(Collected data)
[BEGIN]

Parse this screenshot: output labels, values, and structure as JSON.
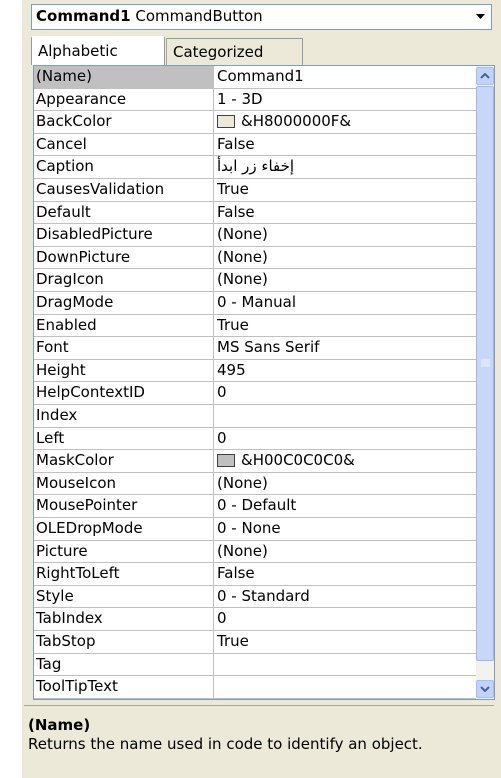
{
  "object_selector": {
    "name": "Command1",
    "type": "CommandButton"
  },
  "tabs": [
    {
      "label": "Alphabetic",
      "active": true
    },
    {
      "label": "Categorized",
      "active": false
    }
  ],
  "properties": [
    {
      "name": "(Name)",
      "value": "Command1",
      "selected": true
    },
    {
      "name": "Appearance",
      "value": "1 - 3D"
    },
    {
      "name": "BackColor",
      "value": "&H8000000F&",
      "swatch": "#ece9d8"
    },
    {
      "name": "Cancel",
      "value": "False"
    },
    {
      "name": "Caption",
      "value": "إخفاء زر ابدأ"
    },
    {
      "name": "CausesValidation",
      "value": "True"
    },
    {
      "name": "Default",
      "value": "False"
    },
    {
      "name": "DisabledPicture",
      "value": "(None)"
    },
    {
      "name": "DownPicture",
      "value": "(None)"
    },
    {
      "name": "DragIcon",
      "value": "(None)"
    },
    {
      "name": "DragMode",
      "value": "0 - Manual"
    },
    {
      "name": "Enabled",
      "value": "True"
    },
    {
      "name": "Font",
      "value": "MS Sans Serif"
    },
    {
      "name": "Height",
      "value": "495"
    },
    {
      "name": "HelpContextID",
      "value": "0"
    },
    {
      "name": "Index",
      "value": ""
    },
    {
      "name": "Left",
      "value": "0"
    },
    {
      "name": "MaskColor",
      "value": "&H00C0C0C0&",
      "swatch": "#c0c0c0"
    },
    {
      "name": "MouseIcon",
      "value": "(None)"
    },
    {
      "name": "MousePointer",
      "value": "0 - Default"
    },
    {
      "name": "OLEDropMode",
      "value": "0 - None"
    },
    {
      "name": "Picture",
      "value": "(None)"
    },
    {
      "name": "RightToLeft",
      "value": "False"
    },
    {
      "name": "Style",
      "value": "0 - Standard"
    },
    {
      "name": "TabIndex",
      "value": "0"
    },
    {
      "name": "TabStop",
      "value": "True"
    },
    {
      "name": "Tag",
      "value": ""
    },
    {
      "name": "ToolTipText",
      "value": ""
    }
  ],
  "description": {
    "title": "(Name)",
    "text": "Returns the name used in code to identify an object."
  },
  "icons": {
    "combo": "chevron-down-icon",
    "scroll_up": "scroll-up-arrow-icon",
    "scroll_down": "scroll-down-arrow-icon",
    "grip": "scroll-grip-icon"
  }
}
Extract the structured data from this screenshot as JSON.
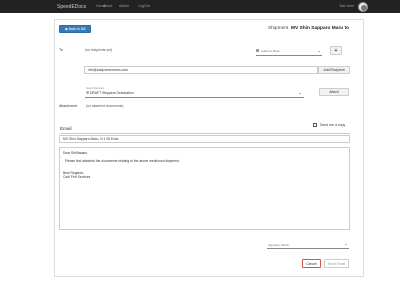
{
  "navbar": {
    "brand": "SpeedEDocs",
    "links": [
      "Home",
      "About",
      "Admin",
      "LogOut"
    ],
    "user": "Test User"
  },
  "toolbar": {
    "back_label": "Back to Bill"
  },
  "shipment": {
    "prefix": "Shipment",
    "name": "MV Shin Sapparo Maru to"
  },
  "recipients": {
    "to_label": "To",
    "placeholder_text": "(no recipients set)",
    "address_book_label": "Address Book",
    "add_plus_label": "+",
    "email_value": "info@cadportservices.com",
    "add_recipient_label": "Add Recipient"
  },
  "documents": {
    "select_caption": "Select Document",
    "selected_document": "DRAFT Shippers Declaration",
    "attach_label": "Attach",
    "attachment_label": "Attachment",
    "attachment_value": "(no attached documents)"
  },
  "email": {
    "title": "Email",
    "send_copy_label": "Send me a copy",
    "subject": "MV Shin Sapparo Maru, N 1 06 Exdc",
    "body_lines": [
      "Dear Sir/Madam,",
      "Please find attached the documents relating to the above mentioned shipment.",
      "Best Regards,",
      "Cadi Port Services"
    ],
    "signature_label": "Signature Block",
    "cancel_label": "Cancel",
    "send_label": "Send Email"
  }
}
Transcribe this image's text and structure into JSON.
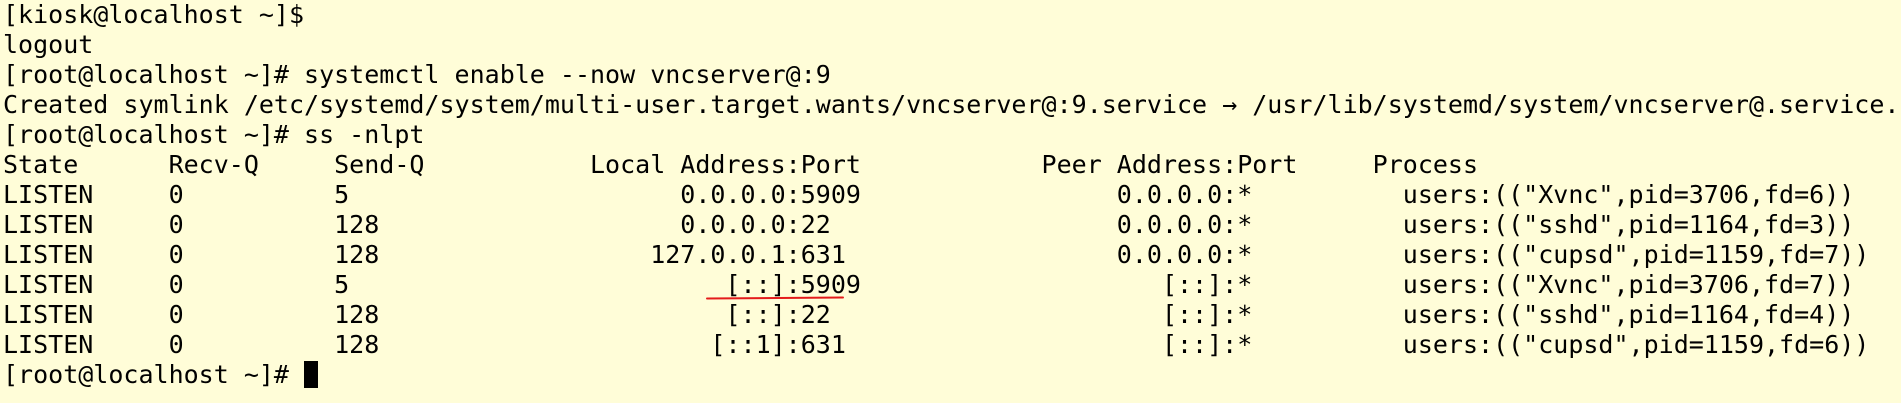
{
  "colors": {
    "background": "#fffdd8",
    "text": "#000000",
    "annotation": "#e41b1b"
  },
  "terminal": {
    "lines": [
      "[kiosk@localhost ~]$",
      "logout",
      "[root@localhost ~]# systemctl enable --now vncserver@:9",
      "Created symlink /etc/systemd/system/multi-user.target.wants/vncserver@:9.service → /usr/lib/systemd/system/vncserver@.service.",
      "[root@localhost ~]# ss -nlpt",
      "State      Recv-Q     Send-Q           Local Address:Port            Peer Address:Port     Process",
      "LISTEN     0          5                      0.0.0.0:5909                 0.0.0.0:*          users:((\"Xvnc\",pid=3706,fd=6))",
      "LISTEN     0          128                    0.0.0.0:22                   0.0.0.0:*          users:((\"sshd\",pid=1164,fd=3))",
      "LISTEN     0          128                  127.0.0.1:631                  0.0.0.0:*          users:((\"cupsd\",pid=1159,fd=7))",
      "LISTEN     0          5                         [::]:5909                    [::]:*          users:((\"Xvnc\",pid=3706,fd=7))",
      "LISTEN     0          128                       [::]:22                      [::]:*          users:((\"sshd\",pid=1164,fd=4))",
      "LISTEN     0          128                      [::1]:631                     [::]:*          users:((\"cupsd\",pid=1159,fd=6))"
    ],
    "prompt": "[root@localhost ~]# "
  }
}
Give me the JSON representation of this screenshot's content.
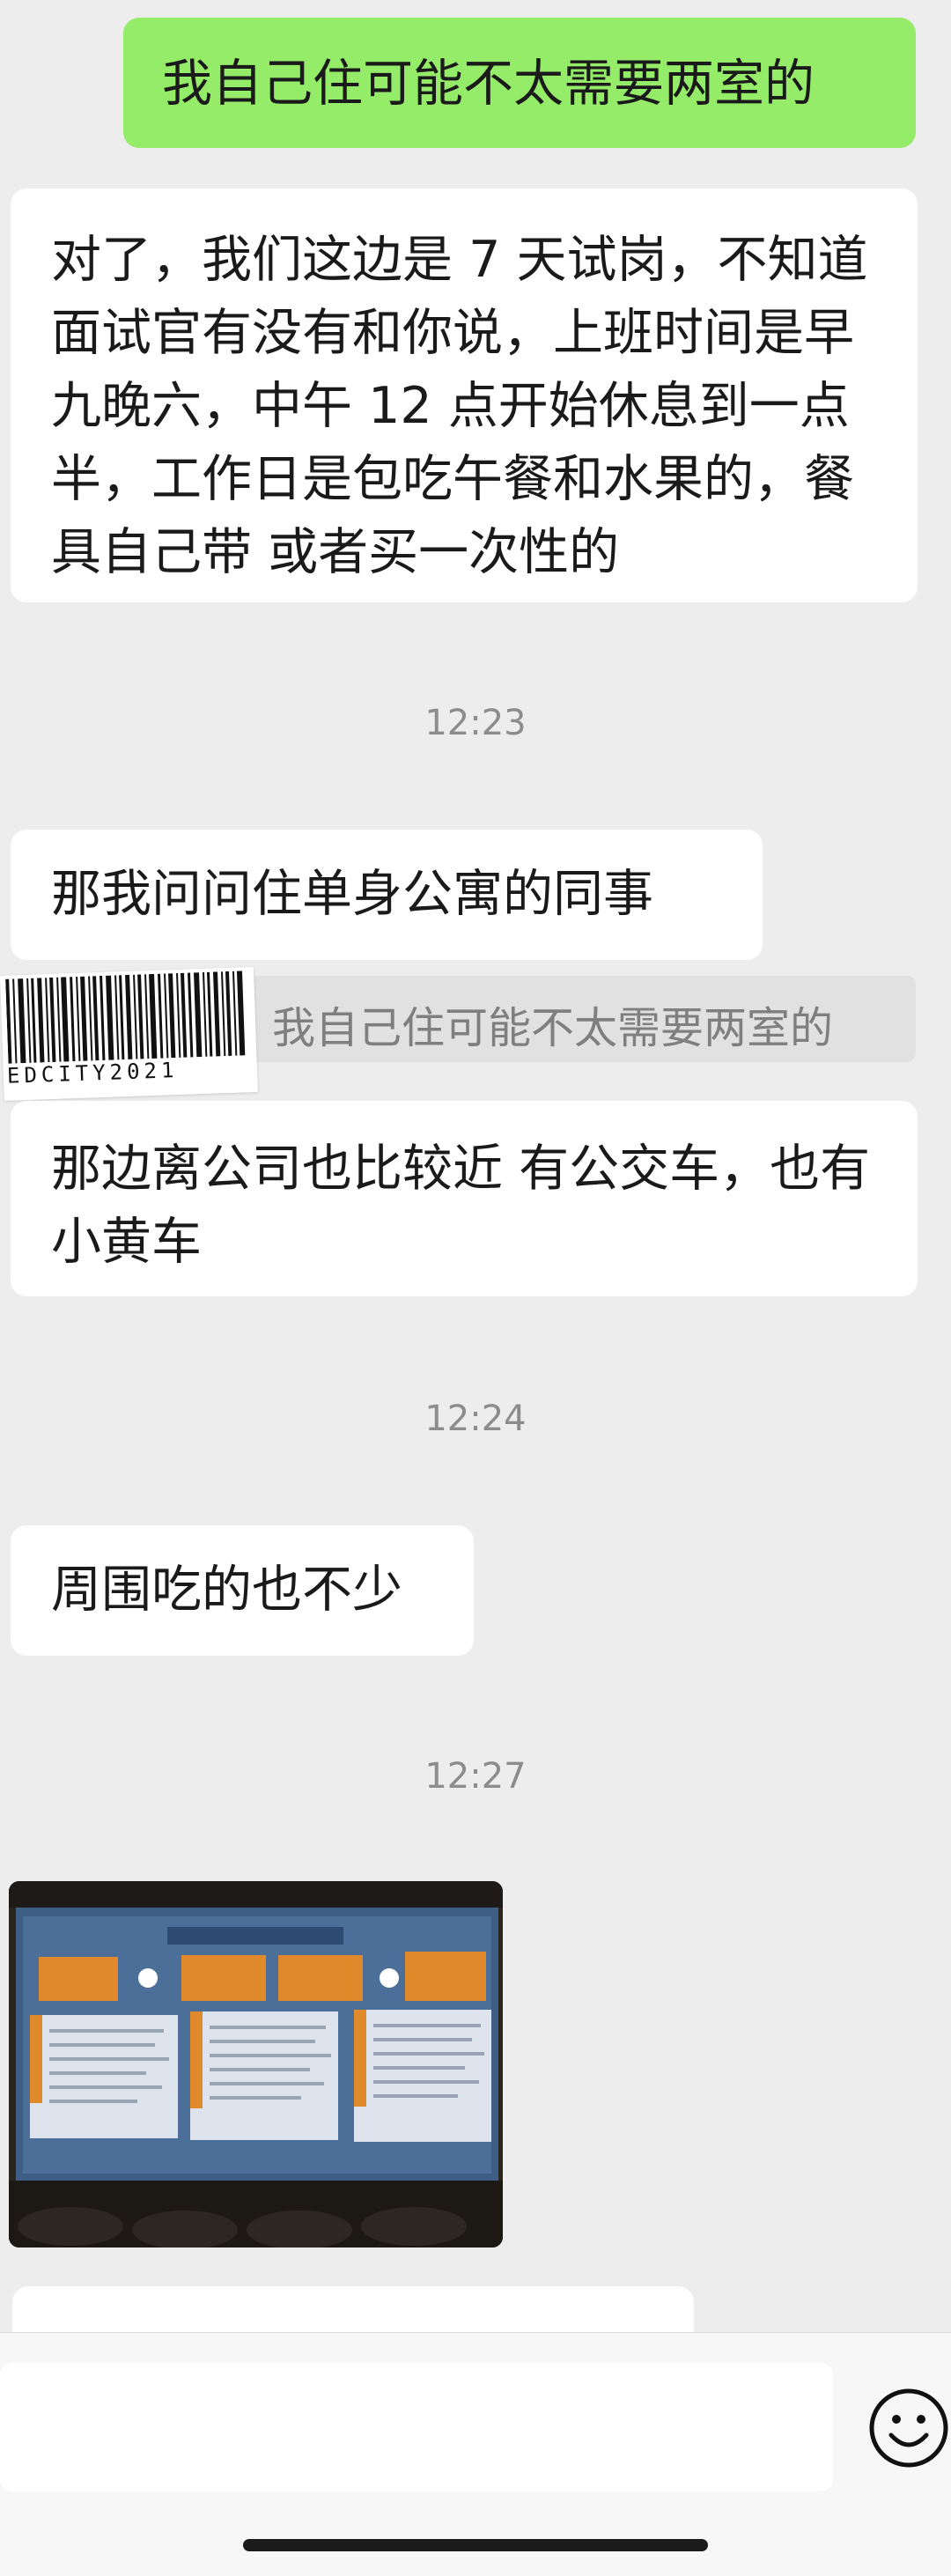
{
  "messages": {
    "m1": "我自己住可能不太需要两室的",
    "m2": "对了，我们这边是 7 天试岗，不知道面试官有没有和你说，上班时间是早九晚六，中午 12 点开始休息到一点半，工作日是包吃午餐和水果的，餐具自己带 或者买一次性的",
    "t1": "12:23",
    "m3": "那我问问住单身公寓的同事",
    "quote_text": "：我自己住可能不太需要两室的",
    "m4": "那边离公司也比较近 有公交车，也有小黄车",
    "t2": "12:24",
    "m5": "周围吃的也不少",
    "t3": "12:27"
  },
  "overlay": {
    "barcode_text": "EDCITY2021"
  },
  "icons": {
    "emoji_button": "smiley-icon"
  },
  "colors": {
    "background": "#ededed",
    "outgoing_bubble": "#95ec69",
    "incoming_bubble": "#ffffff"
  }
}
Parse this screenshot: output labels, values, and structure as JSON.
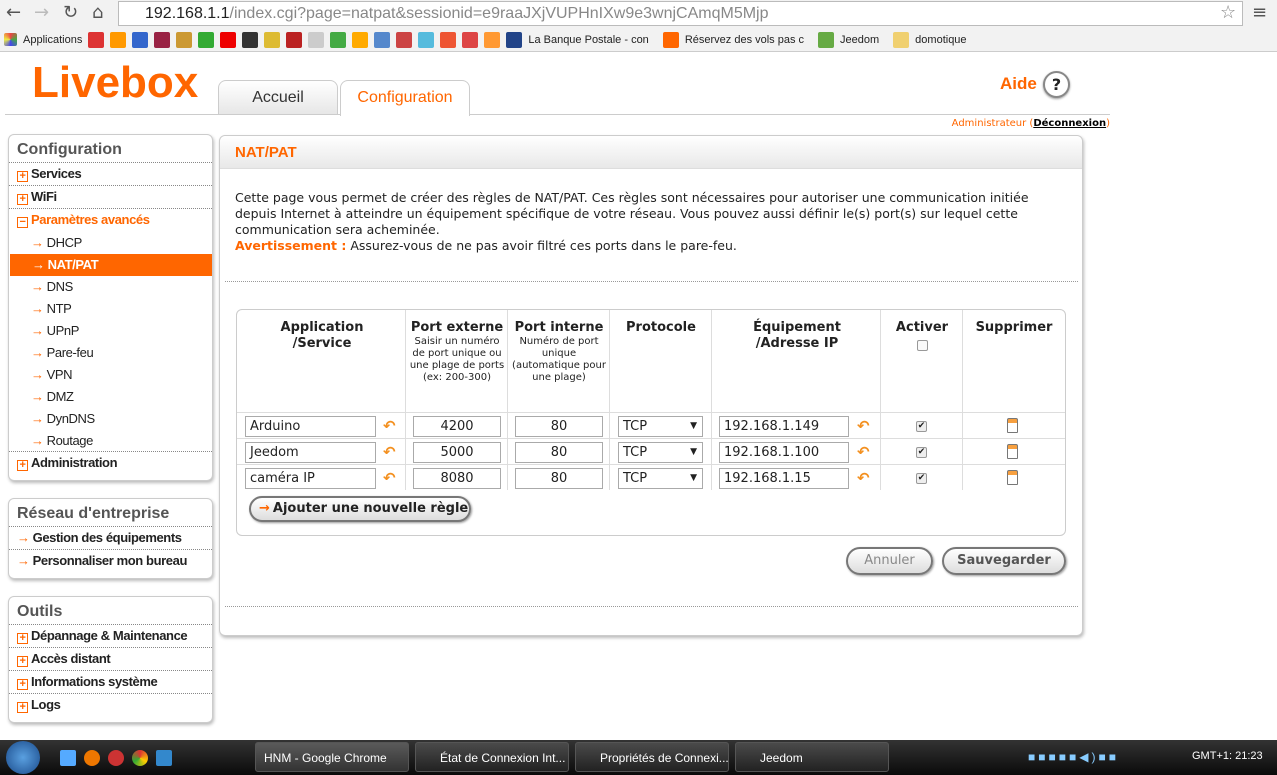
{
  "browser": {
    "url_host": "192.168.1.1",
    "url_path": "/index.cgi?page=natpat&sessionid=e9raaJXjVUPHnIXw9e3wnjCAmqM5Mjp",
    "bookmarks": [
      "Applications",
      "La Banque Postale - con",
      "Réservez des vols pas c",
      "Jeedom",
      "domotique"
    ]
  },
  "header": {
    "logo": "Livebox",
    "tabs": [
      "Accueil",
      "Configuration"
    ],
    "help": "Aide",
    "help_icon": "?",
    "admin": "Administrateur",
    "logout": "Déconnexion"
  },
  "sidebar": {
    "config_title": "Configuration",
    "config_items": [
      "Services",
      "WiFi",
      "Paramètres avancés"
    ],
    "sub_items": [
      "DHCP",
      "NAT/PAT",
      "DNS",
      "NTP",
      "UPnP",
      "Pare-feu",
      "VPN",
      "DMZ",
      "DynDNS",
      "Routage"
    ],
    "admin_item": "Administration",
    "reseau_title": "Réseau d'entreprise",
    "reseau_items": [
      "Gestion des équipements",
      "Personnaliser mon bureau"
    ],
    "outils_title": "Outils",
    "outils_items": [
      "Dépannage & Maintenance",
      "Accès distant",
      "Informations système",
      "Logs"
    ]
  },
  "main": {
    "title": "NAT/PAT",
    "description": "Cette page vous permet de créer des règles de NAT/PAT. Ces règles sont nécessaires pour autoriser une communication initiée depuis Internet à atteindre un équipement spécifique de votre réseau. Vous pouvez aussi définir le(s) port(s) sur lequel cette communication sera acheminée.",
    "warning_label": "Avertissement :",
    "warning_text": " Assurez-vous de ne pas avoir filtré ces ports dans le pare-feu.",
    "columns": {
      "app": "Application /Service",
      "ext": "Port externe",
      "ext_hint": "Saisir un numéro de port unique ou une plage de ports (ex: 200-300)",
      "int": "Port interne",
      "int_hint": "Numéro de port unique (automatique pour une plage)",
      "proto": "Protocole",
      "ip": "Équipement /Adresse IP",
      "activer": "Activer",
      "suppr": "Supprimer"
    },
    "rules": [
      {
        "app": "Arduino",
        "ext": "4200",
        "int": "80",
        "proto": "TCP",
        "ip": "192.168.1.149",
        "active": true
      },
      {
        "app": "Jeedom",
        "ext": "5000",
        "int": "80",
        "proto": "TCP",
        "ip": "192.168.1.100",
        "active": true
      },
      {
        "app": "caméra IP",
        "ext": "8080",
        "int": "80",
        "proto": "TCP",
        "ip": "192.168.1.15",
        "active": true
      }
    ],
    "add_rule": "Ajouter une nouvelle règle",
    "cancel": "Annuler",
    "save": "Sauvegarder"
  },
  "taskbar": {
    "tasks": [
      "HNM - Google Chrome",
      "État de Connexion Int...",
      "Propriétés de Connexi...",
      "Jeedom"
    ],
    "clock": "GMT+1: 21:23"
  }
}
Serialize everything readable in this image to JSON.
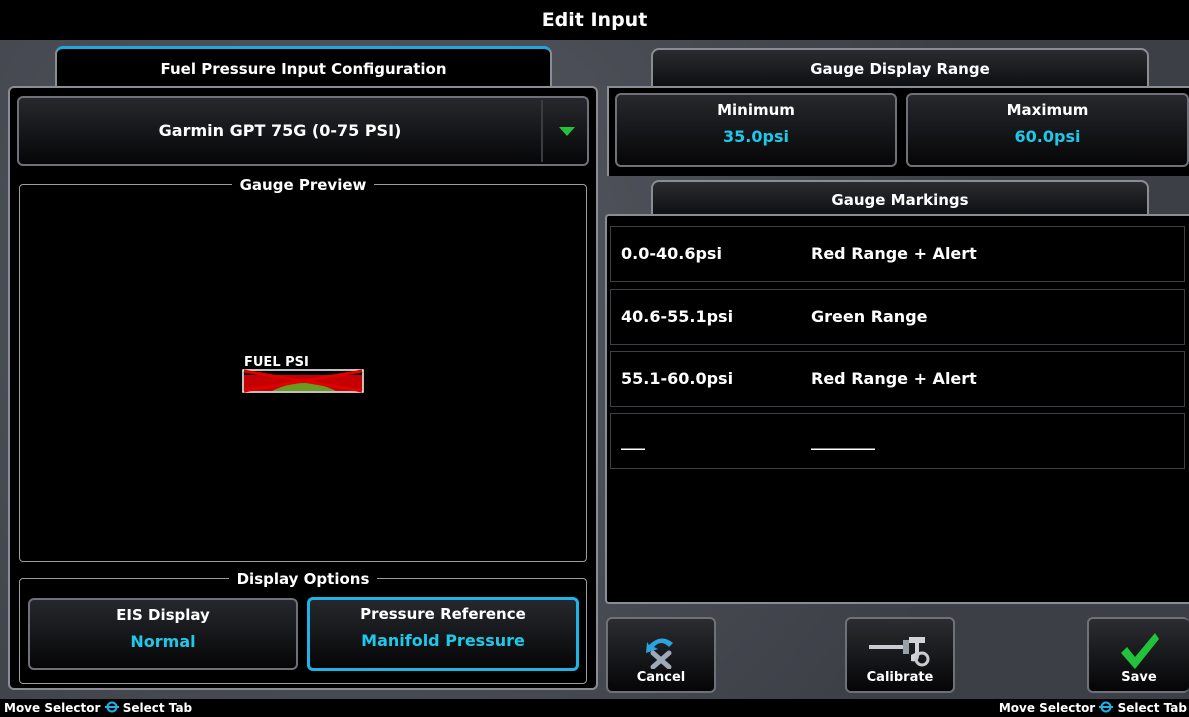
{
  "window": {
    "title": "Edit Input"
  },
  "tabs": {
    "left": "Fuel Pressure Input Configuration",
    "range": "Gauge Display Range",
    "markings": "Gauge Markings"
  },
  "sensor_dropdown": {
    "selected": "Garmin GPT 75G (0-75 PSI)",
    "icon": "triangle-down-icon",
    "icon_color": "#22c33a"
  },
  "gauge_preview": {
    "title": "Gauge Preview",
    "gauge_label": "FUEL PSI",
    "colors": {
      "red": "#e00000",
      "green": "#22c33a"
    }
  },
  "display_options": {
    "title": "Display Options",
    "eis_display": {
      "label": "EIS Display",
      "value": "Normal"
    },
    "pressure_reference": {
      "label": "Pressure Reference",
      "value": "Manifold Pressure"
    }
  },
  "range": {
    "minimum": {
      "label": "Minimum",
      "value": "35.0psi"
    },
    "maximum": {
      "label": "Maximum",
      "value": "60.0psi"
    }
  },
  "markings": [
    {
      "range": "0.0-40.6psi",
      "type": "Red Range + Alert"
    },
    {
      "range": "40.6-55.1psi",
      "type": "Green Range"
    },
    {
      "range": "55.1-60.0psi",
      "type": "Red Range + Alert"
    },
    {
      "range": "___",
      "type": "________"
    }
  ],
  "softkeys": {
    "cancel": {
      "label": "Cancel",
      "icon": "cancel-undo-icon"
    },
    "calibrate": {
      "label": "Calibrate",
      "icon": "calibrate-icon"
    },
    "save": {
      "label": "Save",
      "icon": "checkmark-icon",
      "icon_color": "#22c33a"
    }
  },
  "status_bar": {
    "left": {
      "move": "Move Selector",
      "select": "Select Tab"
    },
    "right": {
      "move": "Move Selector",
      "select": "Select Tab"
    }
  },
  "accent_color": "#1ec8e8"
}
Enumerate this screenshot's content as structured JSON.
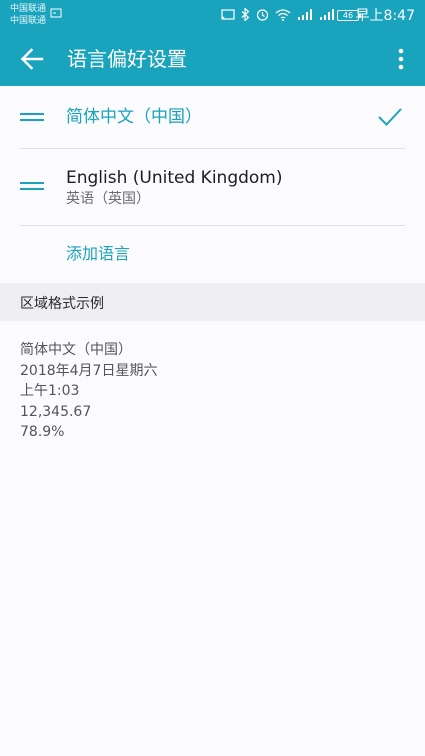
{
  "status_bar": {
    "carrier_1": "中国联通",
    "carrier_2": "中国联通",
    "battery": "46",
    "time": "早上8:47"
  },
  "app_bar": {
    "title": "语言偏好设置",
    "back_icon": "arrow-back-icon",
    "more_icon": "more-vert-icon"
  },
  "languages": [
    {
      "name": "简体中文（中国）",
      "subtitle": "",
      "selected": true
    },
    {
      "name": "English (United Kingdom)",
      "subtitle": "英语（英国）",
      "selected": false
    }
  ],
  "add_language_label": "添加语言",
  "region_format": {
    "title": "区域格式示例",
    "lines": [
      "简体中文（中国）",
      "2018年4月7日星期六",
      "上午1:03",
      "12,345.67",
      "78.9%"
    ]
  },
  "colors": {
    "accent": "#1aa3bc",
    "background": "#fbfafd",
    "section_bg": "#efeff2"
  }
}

[END]

▶ **Objective**
Identify the lines of the data that contain the word "Maru". Copy each of them.

▶ **In response**
    "name": "MV Shin Sapparo Maru to"
    "subject": "MV Shin Sapparo Maru, N 1 06 Exdc",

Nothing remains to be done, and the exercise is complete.